-- START OF Listed entries --

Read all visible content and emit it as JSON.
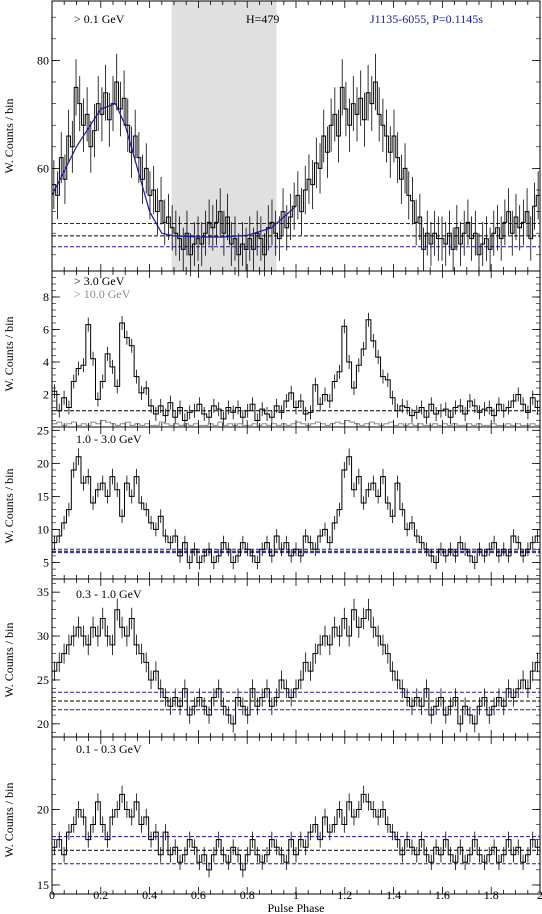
{
  "figure": {
    "xlabel": "Pulse Phase",
    "x_ticks": [
      "0",
      "0.2",
      "0.4",
      "0.6",
      "0.8",
      "1",
      "1.2",
      "1.4",
      "1.6",
      "1.8",
      "2"
    ],
    "colors": {
      "histogram": "#000000",
      "fit": "#1a1aa8",
      "blue_dashed": "#1a1aa8",
      "black_dashed": "#000000",
      "shade": "#e0e0e0",
      "pulsar_label": "#1a1aa8",
      "gray_label": "#8a8a8a"
    }
  },
  "chart_data": [
    {
      "type": "line",
      "panel": "top",
      "energy_label": "> 0.1 GeV",
      "h_label": "H=479",
      "pulsar_label": "J1135-6055, P=0.1145s",
      "ylabel": "W. Counts / bin",
      "y_ticks": [
        "60",
        "80"
      ],
      "ylim": [
        41,
        91
      ],
      "xlim": [
        0,
        2
      ],
      "off_pulse_region": [
        0.49,
        0.92
      ],
      "baseline": 47.5,
      "baseline_band": [
        45.5,
        49.8
      ],
      "fit_curve": {
        "x": [
          0.0,
          0.1,
          0.2,
          0.26,
          0.3,
          0.35,
          0.4,
          0.45,
          0.5,
          0.6,
          0.7,
          0.8,
          0.9,
          1.0
        ],
        "y": [
          55,
          64,
          71,
          72,
          68,
          60,
          52,
          48,
          47.5,
          47.3,
          47.3,
          47.6,
          49,
          53
        ]
      },
      "values": [
        57,
        55,
        62,
        58,
        66,
        64,
        75,
        72,
        68,
        70,
        64,
        67,
        72,
        70,
        74,
        69,
        72,
        76,
        71,
        73,
        68,
        63,
        66,
        62,
        58,
        60,
        55,
        56,
        52,
        54,
        50,
        51,
        49,
        48,
        47,
        45,
        48,
        44,
        46,
        47,
        46,
        48,
        50,
        49,
        50,
        52,
        48,
        51,
        46,
        47,
        44,
        46,
        45,
        47,
        45,
        48,
        47,
        44,
        49,
        50,
        48,
        47,
        52,
        49,
        51,
        53,
        55,
        52,
        56,
        58,
        57,
        61,
        60,
        66,
        63,
        68,
        70,
        66,
        75,
        71,
        68,
        72,
        70,
        73,
        69,
        74,
        72,
        76,
        70,
        68,
        66,
        63,
        66,
        62,
        58,
        60,
        55,
        54,
        50,
        51,
        45,
        48,
        46,
        48,
        47,
        47,
        46,
        48,
        45,
        49,
        46,
        48,
        50,
        47,
        48,
        44,
        46,
        47,
        45,
        48,
        49,
        47,
        50,
        52,
        48,
        51,
        49,
        50,
        52,
        47,
        53,
        55
      ]
    },
    {
      "type": "line",
      "panel": "second",
      "energy_label": "> 3.0 GeV",
      "gray_label": "> 10.0 GeV",
      "ylabel": "W. Counts / bin",
      "y_ticks": [
        "2",
        "4",
        "6",
        "8"
      ],
      "ylim": [
        0,
        9.6
      ],
      "xlim": [
        0,
        2
      ],
      "baseline": 1.0,
      "values": [
        2.2,
        1.0,
        1.8,
        1.2,
        2.8,
        3.6,
        3.8,
        6.3,
        4.2,
        1.7,
        2.8,
        4.5,
        3.7,
        2.5,
        6.4,
        5.5,
        5.0,
        3.1,
        2.1,
        2.4,
        1.3,
        0.8,
        1.3,
        0.7,
        1.5,
        0.6,
        1.2,
        0.4,
        0.9,
        1.0,
        1.4,
        0.8,
        0.6,
        1.3,
        1.1,
        0.5,
        1.2,
        0.9,
        1.2,
        0.6,
        1.0,
        1.4,
        0.4,
        1.1,
        0.8,
        0.6,
        1.3,
        0.9,
        1.6,
        2.1,
        1.2,
        1.6,
        0.8,
        0.9,
        2.6,
        1.4,
        2.0,
        1.6,
        2.8,
        3.4,
        6.2,
        4.0,
        2.4,
        3.8,
        4.8,
        6.6,
        5.3,
        4.3,
        3.1,
        2.9,
        1.8,
        1.0,
        1.3,
        1.2,
        0.7,
        0.9,
        1.2,
        0.6,
        1.4,
        0.8,
        1.0,
        1.1,
        0.6,
        1.2,
        1.3,
        0.8,
        1.6,
        1.3,
        0.9,
        1.1,
        1.2,
        0.7,
        1.4,
        1.0,
        1.2,
        1.6,
        2.0,
        1.4,
        0.9,
        1.8,
        1.2
      ],
      "gray_values": [
        0.2,
        0.3,
        0.1,
        0.2,
        0.3,
        0.1,
        0.2,
        0.1,
        0.3,
        0.2,
        0.4,
        0.3,
        0.2,
        0.1,
        0.2,
        0.3,
        0.1,
        0.2,
        0.1,
        0.2,
        0.1,
        0.1,
        0.3,
        0.2,
        0.1,
        0.2,
        0.1,
        0.2,
        0.1,
        0.2,
        0.1,
        0.1,
        0.2,
        0.1,
        0.3,
        0.1,
        0.2,
        0.1,
        0.2,
        0.1,
        0.1,
        0.2,
        0.1,
        0.2,
        0.1,
        0.2,
        0.1,
        0.2,
        0.1,
        0.2,
        0.3,
        0.2,
        0.1,
        0.2,
        0.3,
        0.2,
        0.1,
        0.2,
        0.3,
        0.2,
        0.4,
        0.3,
        0.2,
        0.1,
        0.2,
        0.3,
        0.2,
        0.1,
        0.2,
        0.3,
        0.1,
        0.2,
        0.1,
        0.2,
        0.1,
        0.2,
        0.1,
        0.1,
        0.2,
        0.1,
        0.2,
        0.1,
        0.2,
        0.1,
        0.1,
        0.2,
        0.1,
        0.2,
        0.1,
        0.1,
        0.2,
        0.1,
        0.1,
        0.2,
        0.1,
        0.2,
        0.1,
        0.1,
        0.2,
        0.1
      ]
    },
    {
      "type": "line",
      "panel": "third",
      "energy_label": "1.0 - 3.0 GeV",
      "ylabel": "W. Counts / bin",
      "y_ticks": [
        "5",
        "10",
        "15",
        "20",
        "25"
      ],
      "ylim": [
        2.5,
        25.5
      ],
      "xlim": [
        0,
        2
      ],
      "baseline": 6.7,
      "baseline_band": [
        6.5,
        7.0
      ],
      "values": [
        8,
        9,
        11,
        13,
        19,
        21,
        17,
        18,
        14,
        16,
        17,
        15,
        18,
        16,
        12,
        17,
        15,
        18,
        14,
        13,
        11,
        10,
        12,
        9,
        8,
        9,
        6,
        8,
        5,
        7,
        5,
        6,
        7,
        5,
        6,
        8,
        7,
        5,
        6,
        8,
        7,
        6,
        5,
        7,
        8,
        6,
        9,
        7,
        8,
        6,
        7,
        6,
        9,
        8,
        7,
        9,
        10,
        8,
        11,
        13,
        19,
        21,
        16,
        18,
        14,
        16,
        17,
        15,
        18,
        14,
        12,
        17,
        13,
        10,
        11,
        9,
        8,
        7,
        6,
        5,
        7,
        6,
        7,
        6,
        8,
        7,
        6,
        5,
        7,
        6,
        7,
        8,
        6,
        7,
        6,
        9,
        8,
        6,
        7,
        8,
        9
      ]
    },
    {
      "type": "line",
      "panel": "fourth",
      "energy_label": "0.3 - 1.0 GeV",
      "ylabel": "W. Counts / bin",
      "y_ticks": [
        "20",
        "25",
        "30",
        "35"
      ],
      "ylim": [
        18.5,
        36.5
      ],
      "xlim": [
        0,
        2
      ],
      "baseline": 22.6,
      "baseline_band": [
        21.6,
        23.6
      ],
      "values": [
        26,
        27,
        28,
        29,
        30,
        31,
        30,
        29,
        31,
        30,
        32,
        30,
        29,
        33,
        31,
        30,
        32,
        29,
        28,
        27,
        25,
        26,
        24,
        23,
        22,
        23,
        22,
        24,
        21,
        22,
        23,
        22,
        21,
        23,
        24,
        22,
        21,
        20,
        23,
        22,
        21,
        24,
        22,
        23,
        24,
        22,
        23,
        25,
        24,
        23,
        24,
        25,
        27,
        26,
        28,
        29,
        30,
        29,
        31,
        30,
        32,
        30,
        33,
        31,
        32,
        33,
        31,
        30,
        29,
        28,
        26,
        25,
        24,
        23,
        22,
        23,
        22,
        24,
        21,
        22,
        23,
        21,
        22,
        23,
        20,
        22,
        21,
        20,
        22,
        23,
        21,
        22,
        23,
        22,
        24,
        23,
        24,
        25,
        24,
        26,
        27
      ]
    },
    {
      "type": "line",
      "panel": "bottom",
      "energy_label": "0.1 - 0.3 GeV",
      "ylabel": "W. Counts / bin",
      "y_ticks": [
        "15",
        "20"
      ],
      "ylim": [
        14.4,
        24.8
      ],
      "xlim": [
        0,
        2
      ],
      "baseline": 17.3,
      "baseline_band": [
        16.4,
        18.2
      ],
      "values": [
        17.5,
        18,
        17,
        18.5,
        19,
        20,
        19.5,
        18,
        19,
        20.5,
        19,
        18,
        19.5,
        20,
        21,
        20,
        19.5,
        20.5,
        19,
        19.5,
        18,
        18.5,
        17,
        18.5,
        17,
        17.5,
        16.5,
        17,
        18,
        17.5,
        16.5,
        17,
        16,
        17,
        18,
        17,
        16.5,
        17.5,
        17,
        16,
        17,
        18,
        17,
        16.5,
        17,
        18,
        17.5,
        17,
        16.5,
        18,
        17,
        18,
        17.5,
        18.5,
        19,
        18,
        19.5,
        18.5,
        19,
        20,
        19,
        20.5,
        19.5,
        20,
        21,
        20.5,
        20,
        19.5,
        20,
        19,
        18.5,
        18,
        17,
        18,
        17.5,
        17,
        18,
        17,
        16.5,
        17.5,
        17,
        18,
        17,
        16.5,
        17.5,
        16.5,
        17,
        18,
        17,
        16.5,
        17,
        17.5,
        16.5,
        17,
        18,
        17,
        17.5,
        16.5,
        17,
        18,
        17.5
      ]
    }
  ]
}
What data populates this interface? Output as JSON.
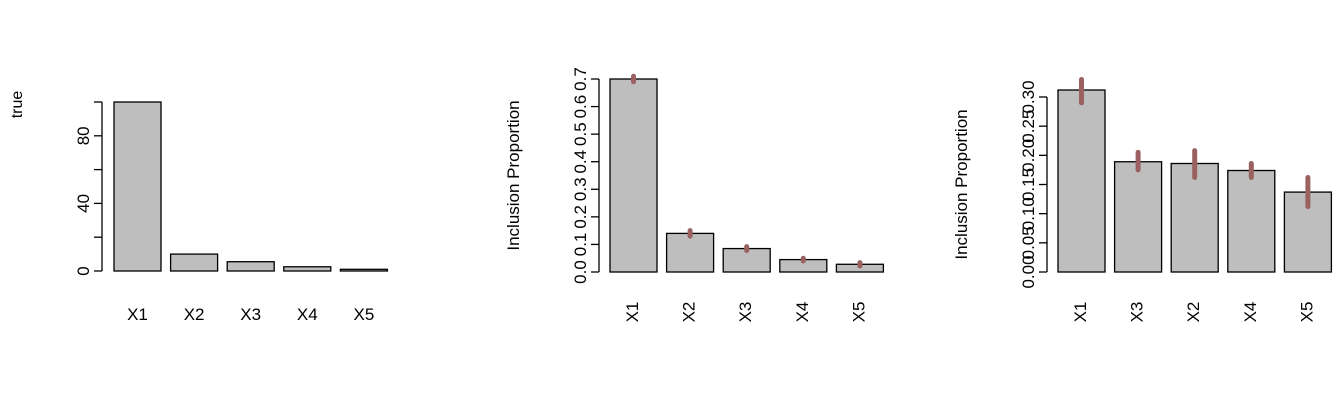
{
  "chart_data": [
    {
      "type": "bar",
      "title": "",
      "xlabel": "",
      "ylabel": "true",
      "categories": [
        "X1",
        "X2",
        "X3",
        "X4",
        "X5"
      ],
      "values": [
        100,
        10,
        5.5,
        2.5,
        1
      ],
      "ylim": [
        0,
        100
      ],
      "yticks": [
        0,
        20,
        40,
        60,
        80,
        100
      ],
      "ytick_labels": [
        "0",
        "",
        "40",
        "",
        "80",
        ""
      ],
      "x_label_orientation": "horizontal",
      "bar_color": "#bebebe",
      "grid": false
    },
    {
      "type": "bar",
      "title": "",
      "xlabel": "",
      "ylabel": "Inclusion Proportion",
      "categories": [
        "X1",
        "X2",
        "X3",
        "X4",
        "X5"
      ],
      "values": [
        0.7,
        0.14,
        0.085,
        0.045,
        0.028
      ],
      "error_ranges": [
        [
          0.69,
          0.71
        ],
        [
          0.13,
          0.15
        ],
        [
          0.078,
          0.092
        ],
        [
          0.04,
          0.05
        ],
        [
          0.022,
          0.034
        ]
      ],
      "ylim": [
        0,
        0.7
      ],
      "yticks": [
        0,
        0.1,
        0.2,
        0.3,
        0.4,
        0.5,
        0.6,
        0.7
      ],
      "ytick_labels": [
        "0.0",
        "0.1",
        "0.2",
        "0.3",
        "0.4",
        "0.5",
        "0.6",
        "0.7"
      ],
      "x_label_orientation": "vertical",
      "bar_color": "#bebebe",
      "error_color": "#9b6060",
      "grid": false
    },
    {
      "type": "bar",
      "title": "",
      "xlabel": "",
      "ylabel": "Inclusion Proportion",
      "categories": [
        "X1",
        "X3",
        "X2",
        "X4",
        "X5"
      ],
      "values": [
        0.312,
        0.189,
        0.186,
        0.174,
        0.137
      ],
      "error_ranges": [
        [
          0.29,
          0.33
        ],
        [
          0.175,
          0.205
        ],
        [
          0.162,
          0.208
        ],
        [
          0.162,
          0.186
        ],
        [
          0.112,
          0.162
        ]
      ],
      "ylim": [
        0,
        0.3
      ],
      "yticks": [
        0,
        0.05,
        0.1,
        0.15,
        0.2,
        0.25,
        0.3
      ],
      "ytick_labels": [
        "0.00",
        "0.05",
        "0.10",
        "0.15",
        "0.20",
        "0.25",
        "0.30"
      ],
      "x_label_orientation": "vertical",
      "bar_color": "#bebebe",
      "error_color": "#9b6060",
      "grid": false
    }
  ]
}
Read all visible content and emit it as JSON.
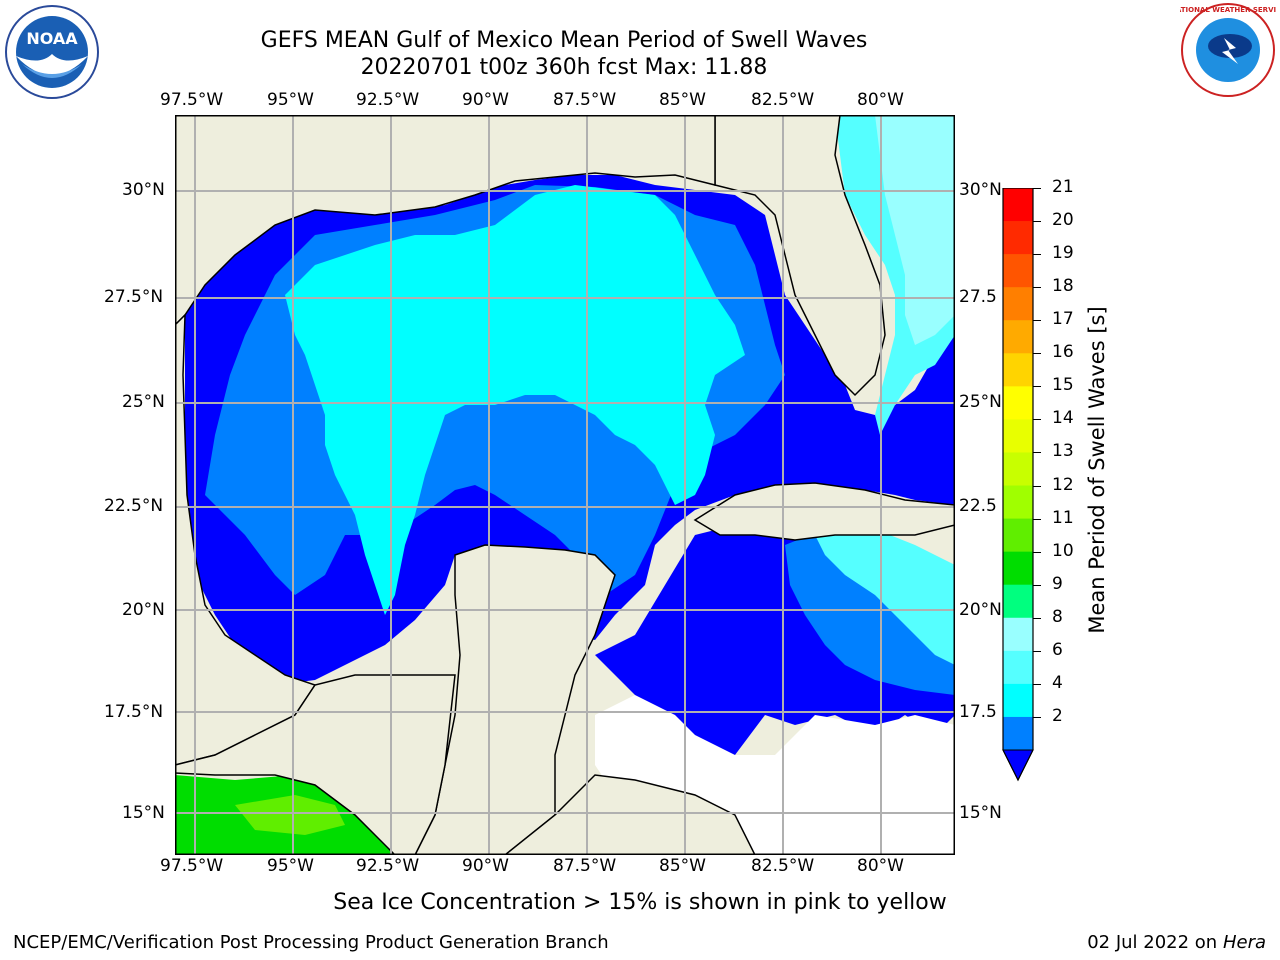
{
  "title_line1": "GEFS MEAN Gulf of Mexico Mean Period of Swell Waves",
  "title_line2": "20220701 t00z 360h fcst   Max: 11.88",
  "lon_ticks": [
    "97.5°W",
    "95°W",
    "92.5°W",
    "90°W",
    "87.5°W",
    "85°W",
    "82.5°W",
    "80°W"
  ],
  "lat_ticks_left": [
    "30°N",
    "27.5°N",
    "25°N",
    "22.5°N",
    "20°N",
    "17.5°N",
    "15°N"
  ],
  "lat_ticks_right": [
    "30°N",
    "27.5",
    "25°N",
    "22.5",
    "20°N",
    "17.5",
    "15°N"
  ],
  "colorbar": {
    "label": "Mean Period of Swell Waves [s]",
    "ticks": [
      "21",
      "20",
      "19",
      "18",
      "17",
      "16",
      "15",
      "14",
      "13",
      "12",
      "11",
      "10",
      "9",
      "8",
      "6",
      "4",
      "2"
    ],
    "colors": [
      "#ff0000",
      "#ff2a00",
      "#ff5500",
      "#ff7f00",
      "#ffaa00",
      "#ffd400",
      "#ffff00",
      "#e8ff00",
      "#c8ff00",
      "#a0ff00",
      "#60ee00",
      "#00dd00",
      "#00ff7f",
      "#99ffff",
      "#55ffff",
      "#00ffff",
      "#0080ff"
    ],
    "extend_color": "#0000ff"
  },
  "map_colors": {
    "land": "#eeeedd",
    "deep": "#0000ff",
    "mid": "#0080ff",
    "light": "#00ffff",
    "pale": "#55ffff",
    "paler": "#99ffff",
    "green": "#00dd00",
    "green2": "#60ee00",
    "grid": "#b0b0b0"
  },
  "logos": {
    "left": "NOAA",
    "right": "NATIONAL WEATHER SERVICE"
  },
  "note": "Sea Ice Concentration > 15% is shown in pink to yellow",
  "footer_left": "NCEP/EMC/Verification Post Processing Product Generation Branch",
  "footer_right_date": "02 Jul 2022 on ",
  "footer_right_host": "Hera"
}
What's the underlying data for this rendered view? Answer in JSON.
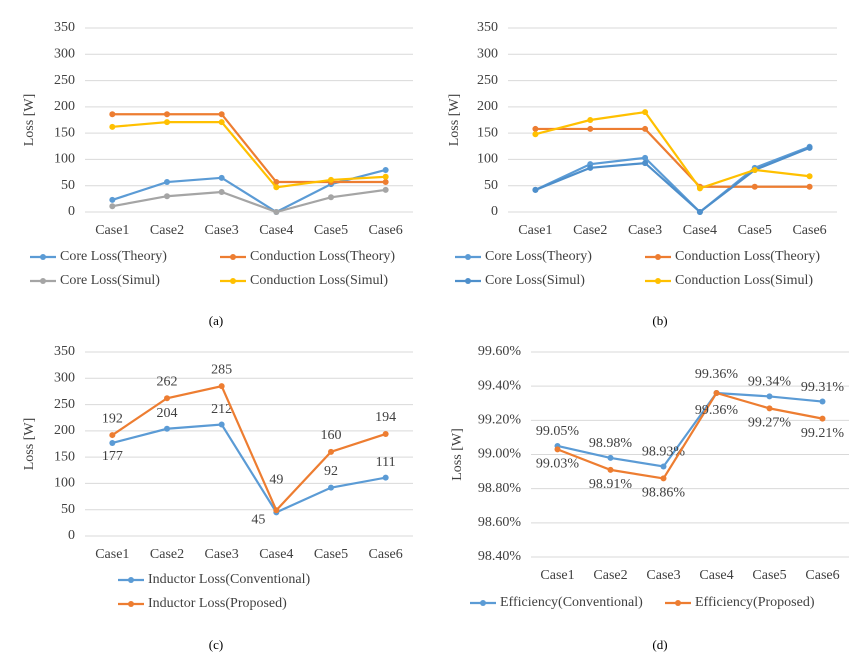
{
  "chart_data": [
    {
      "type": "line",
      "caption": "(a)",
      "y_label": "Loss [W]",
      "categories": [
        "Case1",
        "Case2",
        "Case3",
        "Case4",
        "Case5",
        "Case6"
      ],
      "ylim": [
        0,
        350
      ],
      "yticks": [
        0,
        50,
        100,
        150,
        200,
        250,
        300,
        350
      ],
      "grid": true,
      "series": [
        {
          "name": "Core Loss(Theory)",
          "color": "#5b9bd5",
          "values": [
            23,
            57,
            65,
            0,
            53,
            80
          ]
        },
        {
          "name": "Conduction Loss(Theory)",
          "color": "#ed7d31",
          "values": [
            186,
            186,
            186,
            57,
            57,
            57
          ]
        },
        {
          "name": "Core Loss(Simul)",
          "color": "#a5a5a5",
          "values": [
            11,
            30,
            38,
            0,
            28,
            42
          ]
        },
        {
          "name": "Conduction Loss(Simul)",
          "color": "#ffc000",
          "values": [
            162,
            171,
            171,
            47,
            61,
            67
          ]
        }
      ]
    },
    {
      "type": "line",
      "caption": "(b)",
      "y_label": "Loss [W]",
      "categories": [
        "Case1",
        "Case2",
        "Case3",
        "Case4",
        "Case5",
        "Case6"
      ],
      "ylim": [
        0,
        350
      ],
      "yticks": [
        0,
        50,
        100,
        150,
        200,
        250,
        300,
        350
      ],
      "grid": true,
      "series": [
        {
          "name": "Core Loss(Theory)",
          "color": "#5b9bd5",
          "values": [
            42,
            91,
            103,
            0,
            84,
            124
          ]
        },
        {
          "name": "Conduction Loss(Theory)",
          "color": "#ed7d31",
          "values": [
            158,
            158,
            158,
            48,
            48,
            48
          ]
        },
        {
          "name": "Core Loss(Simul)",
          "color": "#4e8fcb",
          "values": [
            42,
            84,
            93,
            0,
            80,
            122
          ]
        },
        {
          "name": "Conduction Loss(Simul)",
          "color": "#ffc000",
          "values": [
            148,
            175,
            190,
            45,
            80,
            68
          ]
        }
      ]
    },
    {
      "type": "line",
      "caption": "(c)",
      "y_label": "Loss [W]",
      "categories": [
        "Case1",
        "Case2",
        "Case3",
        "Case4",
        "Case5",
        "Case6"
      ],
      "ylim": [
        0,
        350
      ],
      "yticks": [
        0,
        50,
        100,
        150,
        200,
        250,
        300,
        350
      ],
      "grid": true,
      "series": [
        {
          "name": "Inductor Loss(Conventional)",
          "color": "#5b9bd5",
          "values": [
            177,
            204,
            212,
            45,
            92,
            111
          ]
        },
        {
          "name": "Inductor Loss(Proposed)",
          "color": "#ed7d31",
          "values": [
            192,
            262,
            285,
            49,
            160,
            194
          ]
        }
      ]
    },
    {
      "type": "line",
      "caption": "(d)",
      "y_label": "Loss [W]",
      "categories": [
        "Case1",
        "Case2",
        "Case3",
        "Case4",
        "Case5",
        "Case6"
      ],
      "ylim": [
        98.4,
        99.6
      ],
      "yticks": [
        {
          "value": 98.4,
          "label": "98.40%"
        },
        {
          "value": 98.6,
          "label": "98.60%"
        },
        {
          "value": 98.8,
          "label": "98.80%"
        },
        {
          "value": 99.0,
          "label": "99.00%"
        },
        {
          "value": 99.2,
          "label": "99.20%"
        },
        {
          "value": 99.4,
          "label": "99.40%"
        },
        {
          "value": 99.6,
          "label": "99.60%"
        }
      ],
      "grid": true,
      "series": [
        {
          "name": "Efficiency(Conventional)",
          "color": "#5b9bd5",
          "values": [
            99.05,
            98.98,
            98.93,
            99.36,
            99.34,
            99.31
          ],
          "value_labels": [
            "99.05%",
            "98.98%",
            "98.93%",
            "99.36%",
            "99.34%",
            "99.31%"
          ]
        },
        {
          "name": "Efficiency(Proposed)",
          "color": "#ed7d31",
          "values": [
            99.03,
            98.91,
            98.86,
            99.36,
            99.27,
            99.21
          ],
          "value_labels": [
            "99.03%",
            "98.91%",
            "98.86%",
            "99.36%",
            "99.27%",
            "99.21%"
          ]
        }
      ]
    }
  ]
}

-- END OF Listed entries --

What is asked:
How many lines in the records hold the string "JSON"? Reply with the number alone.

Reply to the exercise:
4